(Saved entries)

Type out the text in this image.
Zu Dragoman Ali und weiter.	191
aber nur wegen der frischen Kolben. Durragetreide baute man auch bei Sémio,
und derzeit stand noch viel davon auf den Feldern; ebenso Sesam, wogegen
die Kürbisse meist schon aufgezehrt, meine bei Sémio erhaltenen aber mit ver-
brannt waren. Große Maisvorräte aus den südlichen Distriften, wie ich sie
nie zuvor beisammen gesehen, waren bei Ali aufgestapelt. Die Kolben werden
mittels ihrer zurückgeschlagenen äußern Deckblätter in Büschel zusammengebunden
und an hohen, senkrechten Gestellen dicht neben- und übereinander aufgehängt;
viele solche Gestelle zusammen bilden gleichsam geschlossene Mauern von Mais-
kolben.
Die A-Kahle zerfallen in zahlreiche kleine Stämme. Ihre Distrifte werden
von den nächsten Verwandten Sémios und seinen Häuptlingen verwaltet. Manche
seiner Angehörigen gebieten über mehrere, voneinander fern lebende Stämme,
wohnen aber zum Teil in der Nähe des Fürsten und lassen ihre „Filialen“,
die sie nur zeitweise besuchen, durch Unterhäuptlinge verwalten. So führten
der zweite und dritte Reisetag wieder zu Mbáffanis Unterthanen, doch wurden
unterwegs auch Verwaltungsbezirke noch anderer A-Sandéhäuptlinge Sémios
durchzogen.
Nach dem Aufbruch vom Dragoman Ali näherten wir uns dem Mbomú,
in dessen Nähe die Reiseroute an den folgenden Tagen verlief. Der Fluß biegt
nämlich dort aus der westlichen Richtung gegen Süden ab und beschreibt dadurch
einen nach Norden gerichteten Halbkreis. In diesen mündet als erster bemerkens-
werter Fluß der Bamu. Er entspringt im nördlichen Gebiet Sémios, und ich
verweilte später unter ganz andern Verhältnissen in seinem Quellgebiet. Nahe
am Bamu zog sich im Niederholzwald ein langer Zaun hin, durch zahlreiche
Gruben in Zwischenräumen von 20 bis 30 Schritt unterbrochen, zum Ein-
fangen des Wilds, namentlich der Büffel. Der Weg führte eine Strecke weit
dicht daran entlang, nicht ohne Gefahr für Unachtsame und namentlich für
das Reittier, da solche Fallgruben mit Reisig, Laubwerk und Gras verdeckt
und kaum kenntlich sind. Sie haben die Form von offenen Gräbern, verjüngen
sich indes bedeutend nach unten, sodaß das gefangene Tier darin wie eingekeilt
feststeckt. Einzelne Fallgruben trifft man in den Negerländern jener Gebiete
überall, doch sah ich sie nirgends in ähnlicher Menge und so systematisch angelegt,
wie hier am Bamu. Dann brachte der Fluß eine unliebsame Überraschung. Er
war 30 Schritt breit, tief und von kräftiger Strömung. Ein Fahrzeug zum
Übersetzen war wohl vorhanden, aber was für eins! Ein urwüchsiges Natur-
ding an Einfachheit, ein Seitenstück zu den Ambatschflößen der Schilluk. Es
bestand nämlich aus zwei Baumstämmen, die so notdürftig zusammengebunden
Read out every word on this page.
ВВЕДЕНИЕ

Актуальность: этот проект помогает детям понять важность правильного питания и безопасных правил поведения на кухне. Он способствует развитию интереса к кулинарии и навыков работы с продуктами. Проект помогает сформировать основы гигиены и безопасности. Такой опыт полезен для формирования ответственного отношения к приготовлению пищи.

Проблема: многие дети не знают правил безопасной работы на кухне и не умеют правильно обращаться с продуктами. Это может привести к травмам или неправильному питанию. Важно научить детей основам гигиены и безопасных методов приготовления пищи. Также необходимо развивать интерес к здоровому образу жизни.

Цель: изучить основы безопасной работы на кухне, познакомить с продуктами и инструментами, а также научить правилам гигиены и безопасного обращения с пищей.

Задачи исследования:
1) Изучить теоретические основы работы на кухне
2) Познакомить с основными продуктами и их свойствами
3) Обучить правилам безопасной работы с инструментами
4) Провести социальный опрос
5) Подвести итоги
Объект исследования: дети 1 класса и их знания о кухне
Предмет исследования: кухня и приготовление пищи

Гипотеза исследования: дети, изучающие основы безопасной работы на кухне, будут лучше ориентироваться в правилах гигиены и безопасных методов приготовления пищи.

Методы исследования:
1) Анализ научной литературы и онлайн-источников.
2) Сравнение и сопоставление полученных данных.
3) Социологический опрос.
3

* REQUIRED WORK: Using the data above, return each line exactly as written.

* CORRECT OUTPUT:
Type out the text in this image.
Zu Dragoman Ali und weiter.	191
aber nur wegen der frischen Kolben. Durragetreide baute man auch bei Sémio,
und derzeit stand noch viel davon auf den Feldern; ebenso Sesam, wogegen
die Kürbisse meist schon aufgezehrt, meine bei Sémio erhaltenen aber mit ver-
brannt waren. Große Maisvorräte aus den südlichen Distriften, wie ich sie
nie zuvor beisammen gesehen, waren bei Ali aufgestapelt. Die Kolben werden
mittels ihrer zurückgeschlagenen äußern Deckblätter in Büschel zusammengebunden
und an hohen, senkrechten Gestellen dicht neben- und übereinander aufgehängt;
viele solche Gestelle zusammen bilden gleichsam geschlossene Mauern von Mais-
kolben.
Die A-Kahle zerfallen in zahlreiche kleine Stämme. Ihre Distrifte werden
von den nächsten Verwandten Sémios und seinen Häuptlingen verwaltet. Manche
seiner Angehörigen gebieten über mehrere, voneinander fern lebende Stämme,
wohnen aber zum Teil in der Nähe des Fürsten und lassen ihre „Filialen“,
die sie nur zeitweise besuchen, durch Unterhäuptlinge verwalten. So führten
der zweite und dritte Reisetag wieder zu Mbáffanis Unterthanen, doch wurden
unterwegs auch Verwaltungsbezirke noch anderer A-Sandéhäuptlinge Sémios
durchzogen.
Nach dem Aufbruch vom Dragoman Ali näherten wir uns dem Mbomú,
in dessen Nähe die Reiseroute an den folgenden Tagen verlief. Der Fluß biegt
nämlich dort aus der westlichen Richtung gegen Süden ab und beschreibt dadurch
einen nach Norden gerichteten Halbkreis. In diesen mündet als erster bemerkens-
werter Fluß der Bamu. Er entspringt im nördlichen Gebiet Sémios, und ich
verweilte später unter ganz andern Verhältnissen in seinem Quellgebiet. Nahe
am Bamu zog sich im Niederholzwald ein langer Zaun hin, durch zahlreiche
Gruben in Zwischenräumen von 20 bis 30 Schritt unterbrochen, zum Ein-
fangen des Wilds, namentlich der Büffel. Der Weg führte eine Strecke weit
dicht daran entlang, nicht ohne Gefahr für Unachtsame und namentlich für
das Reittier, da solche Fallgruben mit Reisig, Laubwerk und Gras verdeckt
und kaum kenntlich sind. Sie haben die Form von offenen Gräbern, verjüngen
sich indes bedeutend nach unten, sodaß das gefangene Tier darin wie eingekeilt
feststeckt. Einzelne Fallgruben trifft man in den Negerländern jener Gebiete
überall, doch sah ich sie nirgends in ähnlicher Menge und so systematisch angelegt,
wie hier am Bamu. Dann brachte der Fluß eine unliebsame Überraschung. Er
war 30 Schritt breit, tief und von kräftiger Strömung. Ein Fahrzeug zum
Übersetzen war wohl vorhanden, aber was für eins! Ein urwüchsiges Natur-
ding an Einfachheit, ein Seitenstück zu den Ambatschflößen der Schilluk. Es
bestand nämlich aus zwei Baumstämmen, die so notdürftig zusammengebunden
Read out every word on this page.
ВВЕДЕНИЕ

Актуальность: этот проект помогает детям понять важность правильного питания и безопасных правил поведения на кухне. Он способствует развитию интереса к кулинарии и навыков работы с продуктами. Проект помогает сформировать основы гигиены и безопасности. Такой опыт полезен для формирования ответственного отношения к приготовлению пищи.

Проблема: многие дети не знают правил безопасной работы на кухне и не умеют правильно обращаться с продуктами. Это может привести к травмам или неправильному питанию. Важно научить детей основам гигиены и безопасных методов приготовления пищи. Также необходимо развивать интерес к здоровому образу жизни.

Цель: изучить основы безопасной работы на кухне, познакомить с продуктами и инструментами, а также научить правилам гигиены и безопасного обращения с пищей.

Задачи исследования:
1) Изучить теоретические основы работы на кухне
2) Познакомить с основными продуктами и их свойствами
3) Обучить правилам безопасной работы с инструментами
4) Провести социальный опрос
5) Подвести итоги
Объект исследования: дети 1 класса и их знания о кухне
Предмет исследования: кухня и приготовление пищи

Гипотеза исследования: дети, изучающие основы безопасной работы на кухне, будут лучше ориентироваться в правилах гигиены и безопасных методов приготовления пищи.

Методы исследования:
1) Анализ научной литературы и онлайн-источников.
2) Сравнение и сопоставление полученных данных.
3) Социологический опрос.
3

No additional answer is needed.